• _What you are asked to do_:
Line filter on the word "Expression": copy each matching line from the entries.

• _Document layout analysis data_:

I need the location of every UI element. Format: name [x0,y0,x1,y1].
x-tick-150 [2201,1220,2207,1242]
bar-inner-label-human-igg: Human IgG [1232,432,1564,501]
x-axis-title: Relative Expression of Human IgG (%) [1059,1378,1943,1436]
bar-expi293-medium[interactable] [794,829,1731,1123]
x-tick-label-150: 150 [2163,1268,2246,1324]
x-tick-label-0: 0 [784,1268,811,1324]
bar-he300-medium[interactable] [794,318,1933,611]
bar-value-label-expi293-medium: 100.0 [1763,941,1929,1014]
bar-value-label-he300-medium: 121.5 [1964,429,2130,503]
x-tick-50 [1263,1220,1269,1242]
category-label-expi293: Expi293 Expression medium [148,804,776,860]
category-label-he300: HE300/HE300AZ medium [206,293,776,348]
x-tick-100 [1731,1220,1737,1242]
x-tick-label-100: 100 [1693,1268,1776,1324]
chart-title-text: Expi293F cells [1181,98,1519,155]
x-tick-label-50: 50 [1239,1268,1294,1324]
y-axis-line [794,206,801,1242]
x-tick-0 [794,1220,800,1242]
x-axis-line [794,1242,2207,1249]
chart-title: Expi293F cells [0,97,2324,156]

• _Solution to this task_:
x-axis-title: Relative Expression of Human IgG (%) [1059,1378,1943,1436]
category-label-expi293: Expi293 Expression medium [148,804,776,860]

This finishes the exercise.